_EXERCISE INPUTS_:
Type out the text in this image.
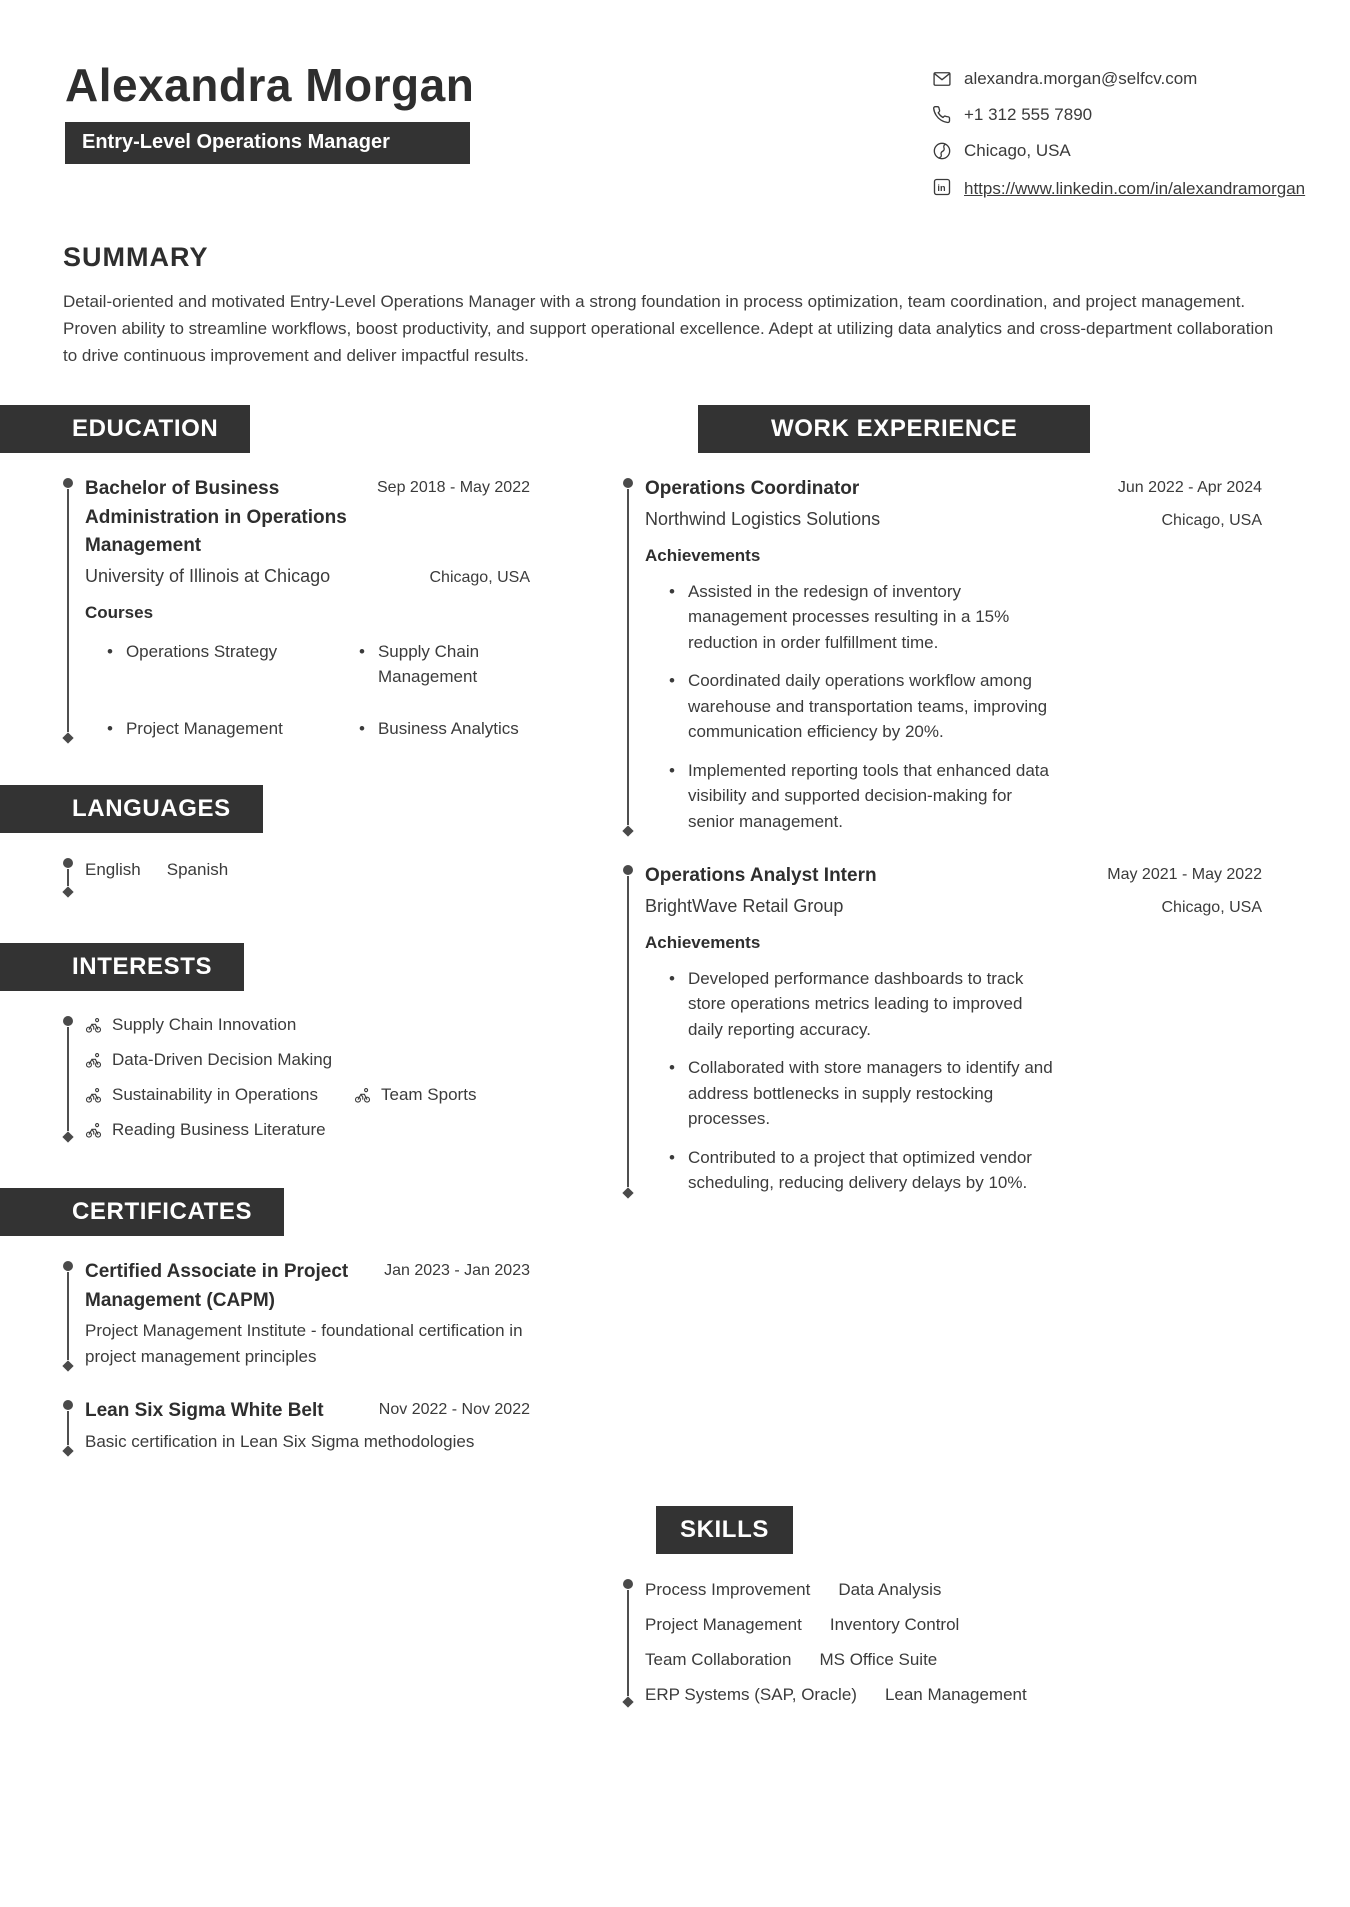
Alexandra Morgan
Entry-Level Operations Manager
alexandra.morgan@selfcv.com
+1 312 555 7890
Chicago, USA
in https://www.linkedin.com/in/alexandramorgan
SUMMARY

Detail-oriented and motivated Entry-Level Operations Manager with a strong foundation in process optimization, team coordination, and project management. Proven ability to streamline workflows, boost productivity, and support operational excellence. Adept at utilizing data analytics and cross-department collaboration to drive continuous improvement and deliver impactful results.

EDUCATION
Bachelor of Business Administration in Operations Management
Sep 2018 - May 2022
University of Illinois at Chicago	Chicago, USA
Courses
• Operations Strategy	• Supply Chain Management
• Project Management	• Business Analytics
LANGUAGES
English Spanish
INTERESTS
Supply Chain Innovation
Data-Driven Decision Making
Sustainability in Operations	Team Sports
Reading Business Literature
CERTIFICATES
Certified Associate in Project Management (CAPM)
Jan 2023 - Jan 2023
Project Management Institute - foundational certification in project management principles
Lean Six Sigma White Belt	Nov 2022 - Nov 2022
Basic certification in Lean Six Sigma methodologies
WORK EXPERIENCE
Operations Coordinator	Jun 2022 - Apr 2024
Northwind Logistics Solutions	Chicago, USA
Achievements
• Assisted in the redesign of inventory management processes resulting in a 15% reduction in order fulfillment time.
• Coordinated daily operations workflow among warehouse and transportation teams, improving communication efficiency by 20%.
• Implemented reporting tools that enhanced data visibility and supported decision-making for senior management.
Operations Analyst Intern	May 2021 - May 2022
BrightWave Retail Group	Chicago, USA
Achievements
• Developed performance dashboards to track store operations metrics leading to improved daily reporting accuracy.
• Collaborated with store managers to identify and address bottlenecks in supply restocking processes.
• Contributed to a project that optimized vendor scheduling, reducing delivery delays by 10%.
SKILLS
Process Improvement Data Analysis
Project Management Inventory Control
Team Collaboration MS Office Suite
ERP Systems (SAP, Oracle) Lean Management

_SHORT TASK_:
Go through the material above and print all of it exactly, except the pictures.

_EXERCISE RESPONSE_:
Type out the text in this image.
Alexandra Morgan
Entry-Level Operations Manager
alexandra.morgan@selfcv.com
+1 312 555 7890
Chicago, USA
in https://www.linkedin.com/in/alexandramorgan
SUMMARY

Detail-oriented and motivated Entry-Level Operations Manager with a strong foundation in process optimization, team coordination, and project management. Proven ability to streamline workflows, boost productivity, and support operational excellence. Adept at utilizing data analytics and cross-department collaboration to drive continuous improvement and deliver impactful results.

EDUCATION
Bachelor of Business Administration in Operations Management
Sep 2018 - May 2022
University of Illinois at Chicago	Chicago, USA
Courses
• Operations Strategy	• Supply Chain Management
• Project Management	• Business Analytics
LANGUAGES
English Spanish
INTERESTS
Supply Chain Innovation
Data-Driven Decision Making
Sustainability in Operations	Team Sports
Reading Business Literature
CERTIFICATES
Certified Associate in Project Management (CAPM)
Jan 2023 - Jan 2023
Project Management Institute - foundational certification in project management principles
Lean Six Sigma White Belt	Nov 2022 - Nov 2022
Basic certification in Lean Six Sigma methodologies
WORK EXPERIENCE
Operations Coordinator	Jun 2022 - Apr 2024
Northwind Logistics Solutions	Chicago, USA
Achievements
• Assisted in the redesign of inventory management processes resulting in a 15% reduction in order fulfillment time.
• Coordinated daily operations workflow among warehouse and transportation teams, improving communication efficiency by 20%.
• Implemented reporting tools that enhanced data visibility and supported decision-making for senior management.
Operations Analyst Intern	May 2021 - May 2022
BrightWave Retail Group	Chicago, USA
Achievements
• Developed performance dashboards to track store operations metrics leading to improved daily reporting accuracy.
• Collaborated with store managers to identify and address bottlenecks in supply restocking processes.
• Contributed to a project that optimized vendor scheduling, reducing delivery delays by 10%.
SKILLS
Process Improvement Data Analysis
Project Management Inventory Control
Team Collaboration MS Office Suite
ERP Systems (SAP, Oracle) Lean Management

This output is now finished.